### TASK DIRECTIONS
Filter the records below down to lines containing "this".

### MATERIALS PROVIDED

Start

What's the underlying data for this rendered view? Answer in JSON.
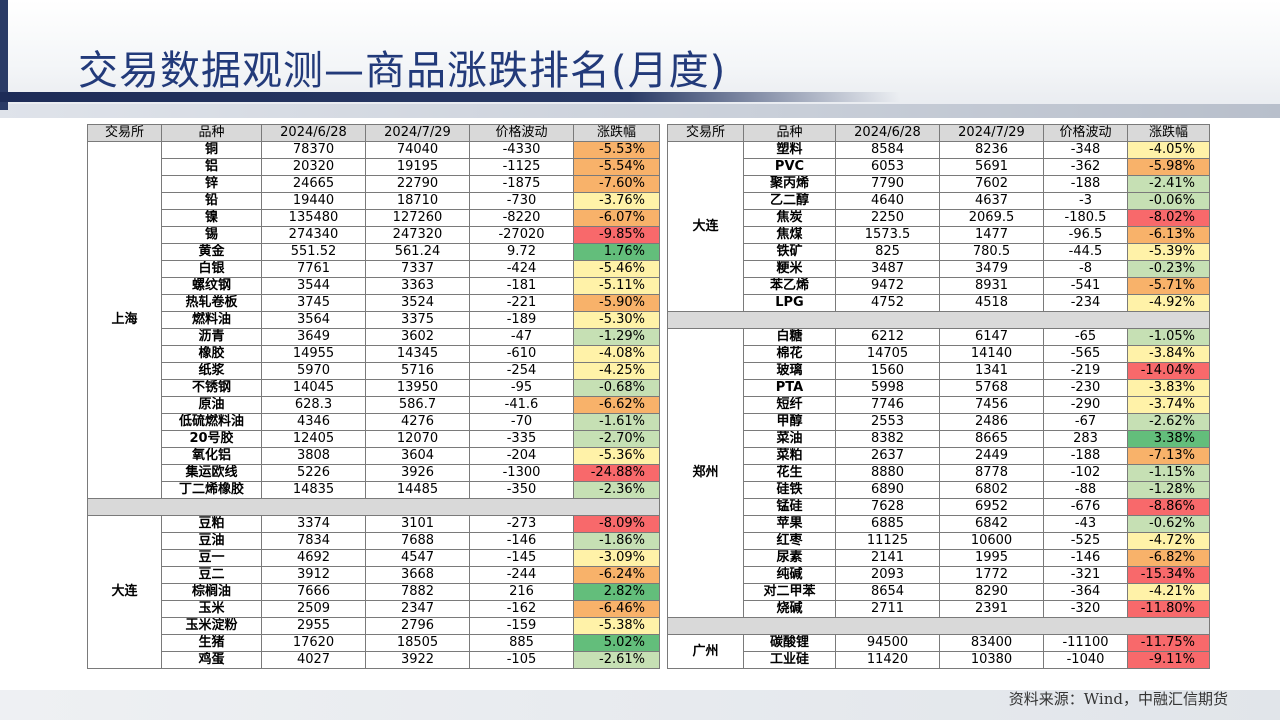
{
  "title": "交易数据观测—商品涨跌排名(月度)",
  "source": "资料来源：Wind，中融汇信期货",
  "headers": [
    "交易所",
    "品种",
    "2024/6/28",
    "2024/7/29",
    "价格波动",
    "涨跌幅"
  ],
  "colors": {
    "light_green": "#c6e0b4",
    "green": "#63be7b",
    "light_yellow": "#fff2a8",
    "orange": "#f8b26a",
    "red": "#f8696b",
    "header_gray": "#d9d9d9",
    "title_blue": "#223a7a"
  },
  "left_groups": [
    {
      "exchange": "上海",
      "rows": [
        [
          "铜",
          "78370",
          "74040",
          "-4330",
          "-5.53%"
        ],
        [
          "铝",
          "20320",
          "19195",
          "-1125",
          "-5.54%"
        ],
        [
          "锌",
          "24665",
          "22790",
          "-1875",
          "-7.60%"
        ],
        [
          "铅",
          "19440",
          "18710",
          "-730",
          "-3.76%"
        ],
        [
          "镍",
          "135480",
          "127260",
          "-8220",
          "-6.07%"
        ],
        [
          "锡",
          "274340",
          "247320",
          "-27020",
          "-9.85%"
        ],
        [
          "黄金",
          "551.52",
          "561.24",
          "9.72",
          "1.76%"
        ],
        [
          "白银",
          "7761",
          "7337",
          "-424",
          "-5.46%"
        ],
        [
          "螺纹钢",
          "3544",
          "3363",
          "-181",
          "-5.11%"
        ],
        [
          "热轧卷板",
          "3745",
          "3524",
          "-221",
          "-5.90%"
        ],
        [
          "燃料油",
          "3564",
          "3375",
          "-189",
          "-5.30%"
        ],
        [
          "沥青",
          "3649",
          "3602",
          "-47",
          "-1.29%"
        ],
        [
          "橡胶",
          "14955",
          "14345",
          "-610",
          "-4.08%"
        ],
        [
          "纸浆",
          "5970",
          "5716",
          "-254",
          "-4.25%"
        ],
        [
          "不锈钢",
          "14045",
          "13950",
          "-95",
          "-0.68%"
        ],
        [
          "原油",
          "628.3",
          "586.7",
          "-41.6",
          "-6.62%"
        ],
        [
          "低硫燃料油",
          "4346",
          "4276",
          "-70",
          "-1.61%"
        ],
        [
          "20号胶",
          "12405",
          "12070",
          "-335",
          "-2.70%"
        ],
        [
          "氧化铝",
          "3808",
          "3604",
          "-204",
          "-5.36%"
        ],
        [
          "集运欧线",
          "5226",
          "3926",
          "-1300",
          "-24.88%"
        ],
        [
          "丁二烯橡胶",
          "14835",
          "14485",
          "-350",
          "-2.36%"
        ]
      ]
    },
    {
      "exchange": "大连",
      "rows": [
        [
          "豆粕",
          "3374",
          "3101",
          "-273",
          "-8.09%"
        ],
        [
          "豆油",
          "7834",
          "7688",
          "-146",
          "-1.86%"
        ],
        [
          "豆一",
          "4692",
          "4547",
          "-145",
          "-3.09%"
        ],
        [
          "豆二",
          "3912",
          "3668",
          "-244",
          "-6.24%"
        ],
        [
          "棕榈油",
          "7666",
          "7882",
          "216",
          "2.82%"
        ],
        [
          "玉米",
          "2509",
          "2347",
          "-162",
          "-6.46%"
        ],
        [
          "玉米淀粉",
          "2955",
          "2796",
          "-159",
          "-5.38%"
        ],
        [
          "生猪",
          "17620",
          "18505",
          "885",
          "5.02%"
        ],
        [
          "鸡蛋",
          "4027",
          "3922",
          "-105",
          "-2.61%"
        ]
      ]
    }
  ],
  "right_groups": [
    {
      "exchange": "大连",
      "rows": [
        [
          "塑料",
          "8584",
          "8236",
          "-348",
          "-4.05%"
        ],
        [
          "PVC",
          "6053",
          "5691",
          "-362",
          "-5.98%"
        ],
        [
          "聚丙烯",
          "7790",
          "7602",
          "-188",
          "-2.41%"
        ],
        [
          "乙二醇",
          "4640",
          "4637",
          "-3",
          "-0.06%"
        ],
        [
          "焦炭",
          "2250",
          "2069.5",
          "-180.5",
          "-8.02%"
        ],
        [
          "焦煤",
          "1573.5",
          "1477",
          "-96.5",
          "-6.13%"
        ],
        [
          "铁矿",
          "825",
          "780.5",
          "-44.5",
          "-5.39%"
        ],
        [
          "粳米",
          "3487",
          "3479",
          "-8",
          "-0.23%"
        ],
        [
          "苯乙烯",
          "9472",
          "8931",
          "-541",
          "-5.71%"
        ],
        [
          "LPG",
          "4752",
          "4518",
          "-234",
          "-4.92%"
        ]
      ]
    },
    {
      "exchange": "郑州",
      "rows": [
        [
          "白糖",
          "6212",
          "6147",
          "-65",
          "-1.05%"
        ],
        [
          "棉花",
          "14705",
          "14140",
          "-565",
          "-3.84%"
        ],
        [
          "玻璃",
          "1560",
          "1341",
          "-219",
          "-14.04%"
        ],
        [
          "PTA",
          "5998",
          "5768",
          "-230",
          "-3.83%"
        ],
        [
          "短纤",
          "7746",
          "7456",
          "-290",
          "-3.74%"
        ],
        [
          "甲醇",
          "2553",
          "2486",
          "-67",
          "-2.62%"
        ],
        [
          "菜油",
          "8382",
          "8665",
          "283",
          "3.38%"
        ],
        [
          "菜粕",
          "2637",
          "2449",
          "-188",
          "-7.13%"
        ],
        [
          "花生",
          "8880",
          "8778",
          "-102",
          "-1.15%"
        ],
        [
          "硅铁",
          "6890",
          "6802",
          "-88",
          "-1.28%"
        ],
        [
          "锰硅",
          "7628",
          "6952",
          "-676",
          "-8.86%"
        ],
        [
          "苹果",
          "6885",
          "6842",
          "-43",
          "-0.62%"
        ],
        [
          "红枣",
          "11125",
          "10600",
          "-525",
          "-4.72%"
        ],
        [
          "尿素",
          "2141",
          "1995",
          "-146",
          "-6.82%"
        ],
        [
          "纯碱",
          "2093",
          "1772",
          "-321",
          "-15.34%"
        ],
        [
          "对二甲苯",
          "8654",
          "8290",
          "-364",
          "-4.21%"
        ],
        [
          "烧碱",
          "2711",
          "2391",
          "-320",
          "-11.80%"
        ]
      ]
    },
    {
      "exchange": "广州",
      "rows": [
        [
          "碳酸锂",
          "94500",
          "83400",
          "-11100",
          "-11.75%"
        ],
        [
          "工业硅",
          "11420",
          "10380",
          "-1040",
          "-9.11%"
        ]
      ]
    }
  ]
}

End
Start

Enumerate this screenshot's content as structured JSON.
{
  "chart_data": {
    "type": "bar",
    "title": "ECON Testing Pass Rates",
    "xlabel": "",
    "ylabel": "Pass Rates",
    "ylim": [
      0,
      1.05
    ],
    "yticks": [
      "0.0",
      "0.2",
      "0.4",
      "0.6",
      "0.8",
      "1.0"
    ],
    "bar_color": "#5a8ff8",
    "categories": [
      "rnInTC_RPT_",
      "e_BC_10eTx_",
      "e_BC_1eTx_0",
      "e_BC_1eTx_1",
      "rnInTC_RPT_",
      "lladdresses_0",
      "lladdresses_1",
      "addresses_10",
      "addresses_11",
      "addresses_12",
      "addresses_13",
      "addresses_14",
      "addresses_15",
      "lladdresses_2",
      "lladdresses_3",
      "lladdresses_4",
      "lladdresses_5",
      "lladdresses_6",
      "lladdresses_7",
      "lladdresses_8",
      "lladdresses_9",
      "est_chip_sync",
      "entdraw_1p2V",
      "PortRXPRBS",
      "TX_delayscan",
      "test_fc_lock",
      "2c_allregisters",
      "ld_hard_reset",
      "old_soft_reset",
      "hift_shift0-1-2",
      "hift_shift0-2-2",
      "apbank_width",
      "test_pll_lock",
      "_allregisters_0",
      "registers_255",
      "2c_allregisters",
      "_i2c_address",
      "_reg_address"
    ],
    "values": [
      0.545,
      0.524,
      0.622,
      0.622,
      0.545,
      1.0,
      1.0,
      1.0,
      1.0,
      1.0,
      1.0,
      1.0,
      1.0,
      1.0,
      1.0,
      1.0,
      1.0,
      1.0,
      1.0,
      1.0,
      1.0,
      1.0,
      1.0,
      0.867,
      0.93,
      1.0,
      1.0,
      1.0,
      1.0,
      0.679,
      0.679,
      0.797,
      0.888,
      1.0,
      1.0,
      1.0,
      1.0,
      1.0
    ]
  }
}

End
Start

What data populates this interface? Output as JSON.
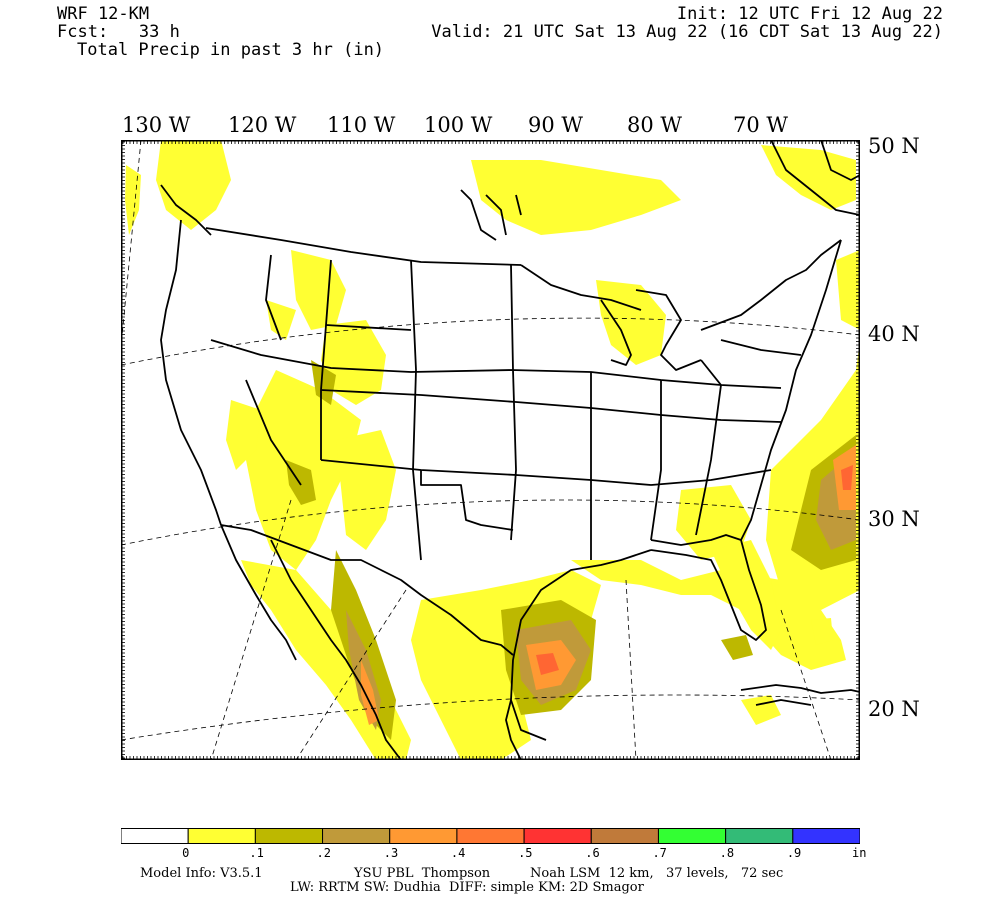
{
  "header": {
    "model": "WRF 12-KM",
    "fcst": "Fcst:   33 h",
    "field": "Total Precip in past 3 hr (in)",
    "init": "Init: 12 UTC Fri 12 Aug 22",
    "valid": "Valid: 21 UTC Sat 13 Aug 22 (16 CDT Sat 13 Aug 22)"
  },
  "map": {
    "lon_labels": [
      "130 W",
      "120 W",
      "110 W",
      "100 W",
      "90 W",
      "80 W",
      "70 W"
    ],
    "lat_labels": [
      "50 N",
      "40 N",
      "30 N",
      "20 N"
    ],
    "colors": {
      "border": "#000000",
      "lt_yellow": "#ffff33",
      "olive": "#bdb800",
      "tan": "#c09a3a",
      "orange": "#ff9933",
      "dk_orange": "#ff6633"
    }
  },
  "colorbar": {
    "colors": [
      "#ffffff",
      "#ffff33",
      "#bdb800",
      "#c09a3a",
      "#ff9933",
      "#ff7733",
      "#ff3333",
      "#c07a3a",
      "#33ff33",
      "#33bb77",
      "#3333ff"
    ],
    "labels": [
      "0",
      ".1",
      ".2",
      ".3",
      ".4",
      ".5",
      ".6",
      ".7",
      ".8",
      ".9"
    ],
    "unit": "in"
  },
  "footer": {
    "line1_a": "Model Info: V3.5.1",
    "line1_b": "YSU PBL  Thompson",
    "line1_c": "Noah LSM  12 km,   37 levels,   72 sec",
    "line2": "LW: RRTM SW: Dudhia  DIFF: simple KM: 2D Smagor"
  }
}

End

### FINISHED TASK
What's the underlying data for this rendered view? Answer in JSON.
Enumerate this screenshot's content as structured JSON.
What data populates this interface? Output as JSON.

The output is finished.